Problem statement:
Your task is to reproduce the entries below word for word.

— START OF Information shown —

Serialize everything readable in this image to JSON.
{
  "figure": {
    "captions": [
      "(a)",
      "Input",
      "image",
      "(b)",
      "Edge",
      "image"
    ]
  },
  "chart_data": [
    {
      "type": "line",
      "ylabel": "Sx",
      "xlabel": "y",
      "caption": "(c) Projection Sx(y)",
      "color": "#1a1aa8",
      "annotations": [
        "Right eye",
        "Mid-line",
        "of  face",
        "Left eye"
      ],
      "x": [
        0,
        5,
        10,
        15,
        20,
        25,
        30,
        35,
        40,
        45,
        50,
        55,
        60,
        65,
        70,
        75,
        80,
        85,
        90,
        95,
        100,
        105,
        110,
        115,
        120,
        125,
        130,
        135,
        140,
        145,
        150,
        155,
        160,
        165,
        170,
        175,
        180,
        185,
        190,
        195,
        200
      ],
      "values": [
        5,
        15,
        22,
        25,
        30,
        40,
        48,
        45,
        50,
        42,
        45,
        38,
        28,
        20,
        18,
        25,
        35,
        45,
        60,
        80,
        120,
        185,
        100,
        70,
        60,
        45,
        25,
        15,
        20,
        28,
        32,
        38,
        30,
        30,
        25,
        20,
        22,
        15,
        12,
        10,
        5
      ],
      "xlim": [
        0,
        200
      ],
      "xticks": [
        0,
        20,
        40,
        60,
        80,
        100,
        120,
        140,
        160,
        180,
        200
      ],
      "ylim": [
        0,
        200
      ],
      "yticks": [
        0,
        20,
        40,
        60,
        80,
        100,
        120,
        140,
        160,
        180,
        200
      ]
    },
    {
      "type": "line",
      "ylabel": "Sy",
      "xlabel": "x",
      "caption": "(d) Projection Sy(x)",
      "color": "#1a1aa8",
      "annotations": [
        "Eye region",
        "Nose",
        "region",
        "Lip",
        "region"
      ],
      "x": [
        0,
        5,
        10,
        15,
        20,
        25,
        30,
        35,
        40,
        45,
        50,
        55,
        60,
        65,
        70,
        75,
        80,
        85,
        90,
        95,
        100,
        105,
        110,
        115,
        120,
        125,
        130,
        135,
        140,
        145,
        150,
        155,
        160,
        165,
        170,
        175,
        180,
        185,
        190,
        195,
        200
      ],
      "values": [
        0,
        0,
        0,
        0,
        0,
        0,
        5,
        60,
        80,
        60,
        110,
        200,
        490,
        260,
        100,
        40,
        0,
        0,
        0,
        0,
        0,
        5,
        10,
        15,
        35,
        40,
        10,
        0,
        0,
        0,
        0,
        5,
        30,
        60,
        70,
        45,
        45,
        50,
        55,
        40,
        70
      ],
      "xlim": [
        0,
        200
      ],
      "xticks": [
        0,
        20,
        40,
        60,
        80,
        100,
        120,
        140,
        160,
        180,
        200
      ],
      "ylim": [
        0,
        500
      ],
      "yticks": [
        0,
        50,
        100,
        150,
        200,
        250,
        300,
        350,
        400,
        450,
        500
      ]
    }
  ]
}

— END OF Information shown —

Full response:
Serialize everything readable in this image to JSON.
{
  "figure": {
    "captions": [
      "(a)",
      "Input",
      "image",
      "(b)",
      "Edge",
      "image"
    ]
  },
  "chart_data": [
    {
      "type": "line",
      "ylabel": "Sx",
      "xlabel": "y",
      "caption": "(c) Projection Sx(y)",
      "color": "#1a1aa8",
      "annotations": [
        "Right eye",
        "Mid-line",
        "of  face",
        "Left eye"
      ],
      "x": [
        0,
        5,
        10,
        15,
        20,
        25,
        30,
        35,
        40,
        45,
        50,
        55,
        60,
        65,
        70,
        75,
        80,
        85,
        90,
        95,
        100,
        105,
        110,
        115,
        120,
        125,
        130,
        135,
        140,
        145,
        150,
        155,
        160,
        165,
        170,
        175,
        180,
        185,
        190,
        195,
        200
      ],
      "values": [
        5,
        15,
        22,
        25,
        30,
        40,
        48,
        45,
        50,
        42,
        45,
        38,
        28,
        20,
        18,
        25,
        35,
        45,
        60,
        80,
        120,
        185,
        100,
        70,
        60,
        45,
        25,
        15,
        20,
        28,
        32,
        38,
        30,
        30,
        25,
        20,
        22,
        15,
        12,
        10,
        5
      ],
      "xlim": [
        0,
        200
      ],
      "xticks": [
        0,
        20,
        40,
        60,
        80,
        100,
        120,
        140,
        160,
        180,
        200
      ],
      "ylim": [
        0,
        200
      ],
      "yticks": [
        0,
        20,
        40,
        60,
        80,
        100,
        120,
        140,
        160,
        180,
        200
      ]
    },
    {
      "type": "line",
      "ylabel": "Sy",
      "xlabel": "x",
      "caption": "(d) Projection Sy(x)",
      "color": "#1a1aa8",
      "annotations": [
        "Eye region",
        "Nose",
        "region",
        "Lip",
        "region"
      ],
      "x": [
        0,
        5,
        10,
        15,
        20,
        25,
        30,
        35,
        40,
        45,
        50,
        55,
        60,
        65,
        70,
        75,
        80,
        85,
        90,
        95,
        100,
        105,
        110,
        115,
        120,
        125,
        130,
        135,
        140,
        145,
        150,
        155,
        160,
        165,
        170,
        175,
        180,
        185,
        190,
        195,
        200
      ],
      "values": [
        0,
        0,
        0,
        0,
        0,
        0,
        5,
        60,
        80,
        60,
        110,
        200,
        490,
        260,
        100,
        40,
        0,
        0,
        0,
        0,
        0,
        5,
        10,
        15,
        35,
        40,
        10,
        0,
        0,
        0,
        0,
        5,
        30,
        60,
        70,
        45,
        45,
        50,
        55,
        40,
        70
      ],
      "xlim": [
        0,
        200
      ],
      "xticks": [
        0,
        20,
        40,
        60,
        80,
        100,
        120,
        140,
        160,
        180,
        200
      ],
      "ylim": [
        0,
        500
      ],
      "yticks": [
        0,
        50,
        100,
        150,
        200,
        250,
        300,
        350,
        400,
        450,
        500
      ]
    }
  ]
}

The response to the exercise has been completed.